Stated task: Copy each line that contains the string "transport".

Information shown:
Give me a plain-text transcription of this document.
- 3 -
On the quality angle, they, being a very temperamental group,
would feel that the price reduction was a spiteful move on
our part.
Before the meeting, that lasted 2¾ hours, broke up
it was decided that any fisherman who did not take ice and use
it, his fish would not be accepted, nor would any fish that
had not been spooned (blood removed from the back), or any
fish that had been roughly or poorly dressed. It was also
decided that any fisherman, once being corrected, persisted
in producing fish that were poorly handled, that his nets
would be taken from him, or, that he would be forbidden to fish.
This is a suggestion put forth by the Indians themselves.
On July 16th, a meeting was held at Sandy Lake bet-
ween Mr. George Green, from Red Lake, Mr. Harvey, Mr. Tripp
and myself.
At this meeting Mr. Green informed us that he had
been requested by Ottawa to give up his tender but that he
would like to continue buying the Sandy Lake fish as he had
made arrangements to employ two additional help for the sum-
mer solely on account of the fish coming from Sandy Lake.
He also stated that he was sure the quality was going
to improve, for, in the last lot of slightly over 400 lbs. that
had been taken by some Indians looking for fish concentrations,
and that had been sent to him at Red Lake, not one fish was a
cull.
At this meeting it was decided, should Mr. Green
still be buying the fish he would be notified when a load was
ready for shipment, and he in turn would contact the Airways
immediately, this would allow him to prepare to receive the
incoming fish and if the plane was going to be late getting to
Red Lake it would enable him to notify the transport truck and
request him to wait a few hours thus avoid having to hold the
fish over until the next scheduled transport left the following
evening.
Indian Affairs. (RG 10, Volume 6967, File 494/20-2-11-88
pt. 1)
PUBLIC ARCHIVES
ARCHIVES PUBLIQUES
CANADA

Result below:
Red Lake it would enable him to notify the transport truck and
fish over until the next scheduled transport left the following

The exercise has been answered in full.